* START *

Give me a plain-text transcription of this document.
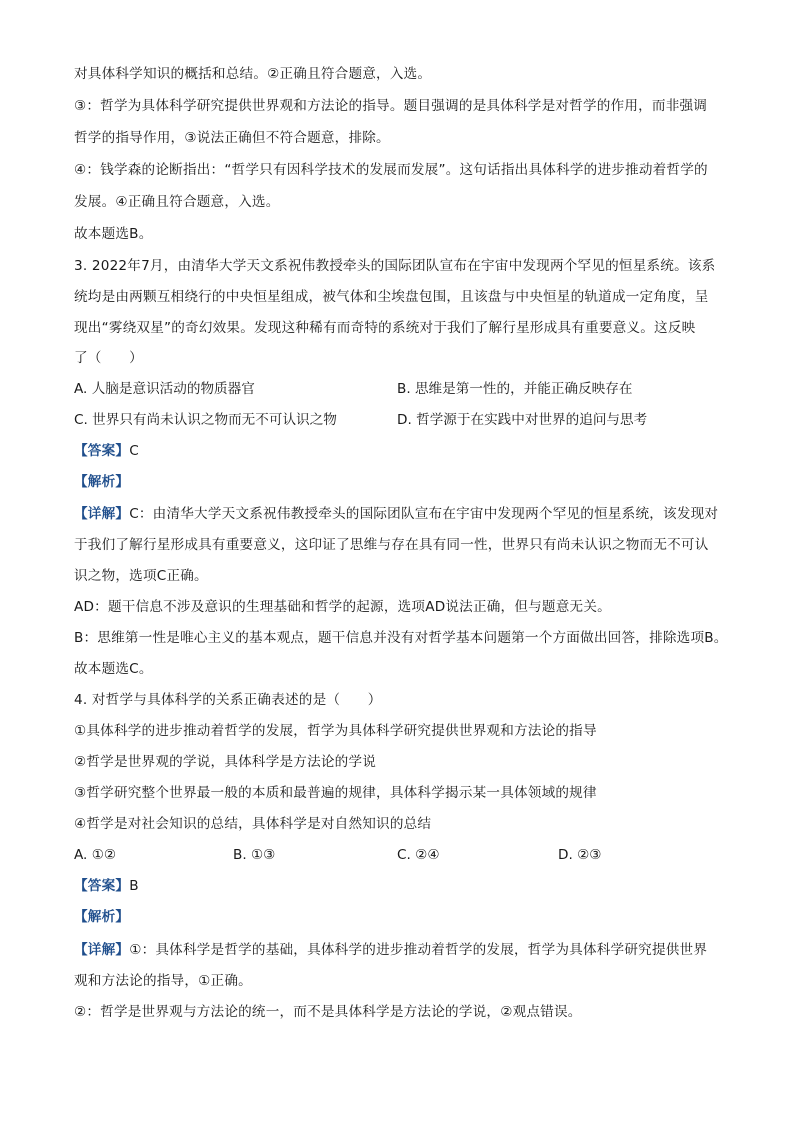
对具体科学知识的概括和总结。②正确且符合题意，入选。
③：哲学为具体科学研究提供世界观和方法论的指导。题目强调的是具体科学是对哲学的作用，而非强调
哲学的指导作用，③说法正确但不符合题意，排除。
④：钱学森的论断指出：“哲学只有因科学技术的发展而发展”。这句话指出具体科学的进步推动着哲学的
发展。④正确且符合题意，入选。
故本题选B。
3. 2022年7月，由清华大学天文系祝伟教授牵头的国际团队宣布在宇宙中发现两个罕见的恒星系统。该系
统均是由两颗互相绕行的中央恒星组成，被气体和尘埃盘包围，且该盘与中央恒星的轨道成一定角度，呈
现出“雾绕双星”的奇幻效果。发现这种稀有而奇特的系统对于我们了解行星形成具有重要意义。这反映
了（　　）
A. 人脑是意识活动的物质器官	B. 思维是第一性的，并能正确反映存在
C. 世界只有尚未认识之物而无不可认识之物	D. 哲学源于在实践中对世界的追问与思考
【答案】C
【解析】
【详解】C：由清华大学天文系祝伟教授牵头的国际团队宣布在宇宙中发现两个罕见的恒星系统，该发现对
于我们了解行星形成具有重要意义，这印证了思维与存在具有同一性，世界只有尚未认识之物而无不可认
识之物，选项C正确。
AD：题干信息不涉及意识的生理基础和哲学的起源，选项AD说法正确，但与题意无关。
B：思维第一性是唯心主义的基本观点，题干信息并没有对哲学基本问题第一个方面做出回答，排除选项B。
故本题选C。
4. 对哲学与具体科学的关系正确表述的是（　　）
①具体科学的进步推动着哲学的发展，哲学为具体科学研究提供世界观和方法论的指导
②哲学是世界观的学说，具体科学是方法论的学说
③哲学研究整个世界最一般的本质和最普遍的规律，具体科学揭示某一具体领域的规律
④哲学是对社会知识的总结，具体科学是对自然知识的总结
A. ①②	B. ①③	C. ②④	D. ②③
【答案】B
【解析】
【详解】①：具体科学是哲学的基础，具体科学的进步推动着哲学的发展，哲学为具体科学研究提供世界
观和方法论的指导，①正确。
②：哲学是世界观与方法论的统一，而不是具体科学是方法论的学说，②观点错误。
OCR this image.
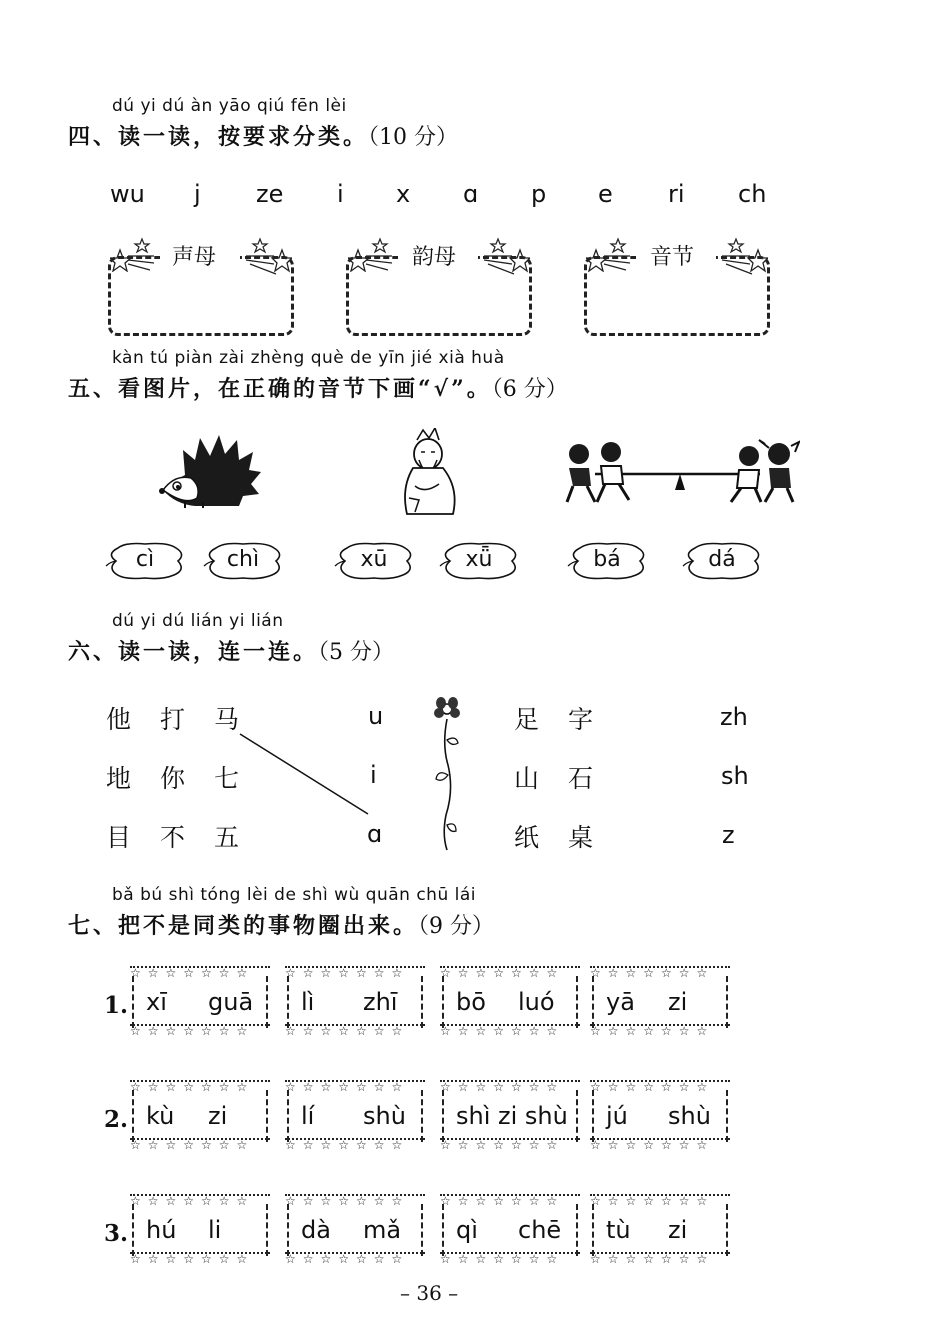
dú yi dú àn yāo qiú fēn lèi
四、读一读，按要求分类。（10 分）
wu j ze i x ɑ p e ri ch
声母	韵母	音节
kàn tú piàn zài zhèng què de yīn jié xià huà
五、看图片，在正确的音节下画“√”。（6 分）
cì	chì	xū	xǖ	bá	dá
dú yi dú lián yi lián
六、读一读，连一连。（5 分）
他 打 马	u
地 你 七	i
目 不 五	ɑ
足 字	zh
山 石	sh
纸 桌	z
bǎ bú shì tóng lèi de shì wù quān chū lái
七、把不是同类的事物圈出来。（9 分）
1.
2.
3.
☆☆☆☆☆☆☆
☆☆☆☆☆☆☆
xī guā
☆☆☆☆☆☆☆
☆☆☆☆☆☆☆
lì zhī
☆☆☆☆☆☆☆
☆☆☆☆☆☆☆
bō luó
☆☆☆☆☆☆☆
☆☆☆☆☆☆☆
yā zi
☆☆☆☆☆☆☆
☆☆☆☆☆☆☆
kù zi
☆☆☆☆☆☆☆
☆☆☆☆☆☆☆
lí shù
☆☆☆☆☆☆☆
☆☆☆☆☆☆☆
shì zi shù
☆☆☆☆☆☆☆
☆☆☆☆☆☆☆
jú shù
☆☆☆☆☆☆☆
☆☆☆☆☆☆☆
hú li
☆☆☆☆☆☆☆
☆☆☆☆☆☆☆
dà mǎ
☆☆☆☆☆☆☆
☆☆☆☆☆☆☆
qì chē
☆☆☆☆☆☆☆
☆☆☆☆☆☆☆
tù zi
– 36 –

* END *

◆ Set problem
Select every line above that contains the word "哲学为具体科学研究提供世界观和方法论的指导", and copy it.

◆ Exercise output
③：哲学为具体科学研究提供世界观和方法论的指导。题目强调的是具体科学是对哲学的作用，而非强调
①具体科学的进步推动着哲学的发展，哲学为具体科学研究提供世界观和方法论的指导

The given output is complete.